• TASK BRIEF
Transcribe each line of the material as it is, and drop any picture.

• Dataset entries
------------------------------------------------

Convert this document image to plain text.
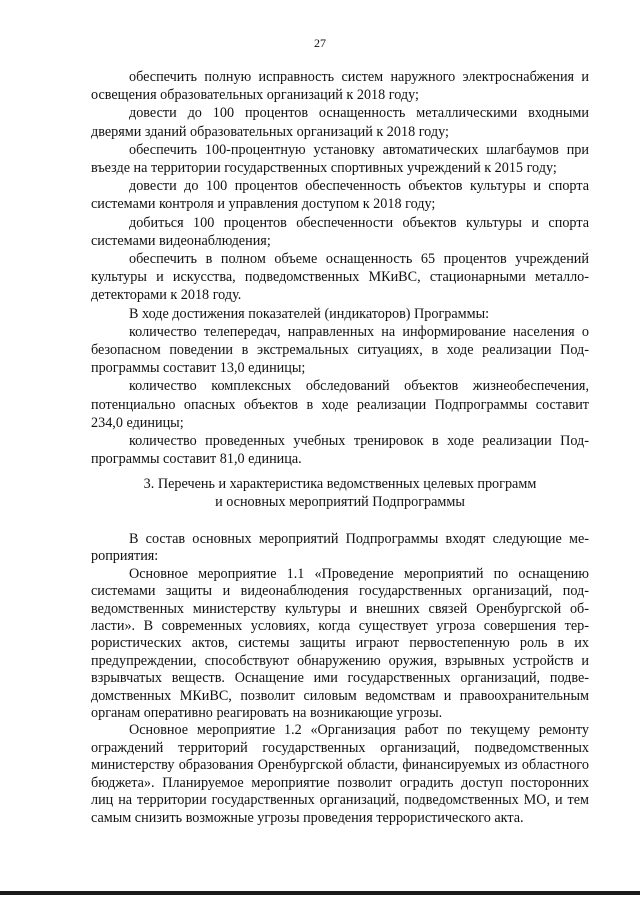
27

обеспечить полную исправность систем наружного электроснабжения и освещения образовательных организаций к 2018 году;

довести до 100 процентов оснащенность металлическими входными дверями зданий образовательных организаций к 2018 году;

обеспечить 100-процентную установку автоматических шлагбаумов при въезде на территории государственных спортивных учреждений к 2015 году;

довести до 100 процентов обеспеченность объектов культуры и спорта системами контроля и управления доступом к 2018 году;

добиться 100 процентов обеспеченности объектов культуры и спорта системами видеонаблюдения;

обеспечить в полном объеме оснащенность 65 процентов учреждений культуры и искусства, подведомственных МКиВС, стационарными металлодетекторами к 2018 году.

В ходе достижения показателей (индикаторов) Программы:

количество телепередач, направленных на информирование населения о безопасном поведении в экстремальных ситуациях, в ходе реализации Подпрограммы составит 13,0 единицы;

количество комплексных обследований объектов жизнеобеспечения, потенциально опасных объектов в ходе реализации Подпрограммы составит 234,0 единицы;

количество проведенных учебных тренировок в ходе реализации Подпрограммы составит 81,0 единица.

3. Перечень и характеристика ведомственных целевых программ
и основных мероприятий Подпрограммы

В состав основных мероприятий Подпрограммы входят следующие мероприятия:

Основное мероприятие 1.1 «Проведение мероприятий по оснащению системами защиты и видеонаблюдения государственных организаций, подведомственных министерству культуры и внешних связей Оренбургской области». В современных условиях, когда существует угроза совершения террористических актов, системы защиты играют первостепенную роль в их предупреждении, способствуют обнаружению оружия, взрывных устройств и взрывчатых веществ. Оснащение ими государственных организаций, подведомственных МКиВС, позволит силовым ведомствам и правоохранительным органам оперативно реагировать на возникающие угрозы.

Основное мероприятие 1.2 «Организация работ по текущему ремонту ограждений территорий государственных организаций, подведомственных министерству образования Оренбургской области, финансируемых из областного бюджета». Планируемое мероприятие позволит оградить доступ посторонних лиц на территории государственных организаций, подведомственных МО, и тем самым снизить возможные угрозы проведения террористического акта.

------------------------------------------------

• RESULT OF THE EXERCISE
Convert this document image to plain text.
27

обеспечить полную исправность систем наружного электроснабжения и освещения образовательных организаций к 2018 году;

довести до 100 процентов оснащенность металлическими входными дверями зданий образовательных организаций к 2018 году;

обеспечить 100-процентную установку автоматических шлагбаумов при въезде на территории государственных спортивных учреждений к 2015 году;

довести до 100 процентов обеспеченность объектов культуры и спорта системами контроля и управления доступом к 2018 году;

добиться 100 процентов обеспеченности объектов культуры и спорта системами видеонаблюдения;

обеспечить в полном объеме оснащенность 65 процентов учреждений культуры и искусства, подведомственных МКиВС, стационарными металлодетекторами к 2018 году.

В ходе достижения показателей (индикаторов) Программы:

количество телепередач, направленных на информирование населения о безопасном поведении в экстремальных ситуациях, в ходе реализации Подпрограммы составит 13,0 единицы;

количество комплексных обследований объектов жизнеобеспечения, потенциально опасных объектов в ходе реализации Подпрограммы составит 234,0 единицы;

количество проведенных учебных тренировок в ходе реализации Подпрограммы составит 81,0 единица.

3. Перечень и характеристика ведомственных целевых программ
и основных мероприятий Подпрограммы

В состав основных мероприятий Подпрограммы входят следующие мероприятия:

Основное мероприятие 1.1 «Проведение мероприятий по оснащению системами защиты и видеонаблюдения государственных организаций, подведомственных министерству культуры и внешних связей Оренбургской области». В современных условиях, когда существует угроза совершения террористических актов, системы защиты играют первостепенную роль в их предупреждении, способствуют обнаружению оружия, взрывных устройств и взрывчатых веществ. Оснащение ими государственных организаций, подведомственных МКиВС, позволит силовым ведомствам и правоохранительным органам оперативно реагировать на возникающие угрозы.

Основное мероприятие 1.2 «Организация работ по текущему ремонту ограждений территорий государственных организаций, подведомственных министерству образования Оренбургской области, финансируемых из областного бюджета». Планируемое мероприятие позволит оградить доступ посторонних лиц на территории государственных организаций, подведомственных МО, и тем самым снизить возможные угрозы проведения террористического акта.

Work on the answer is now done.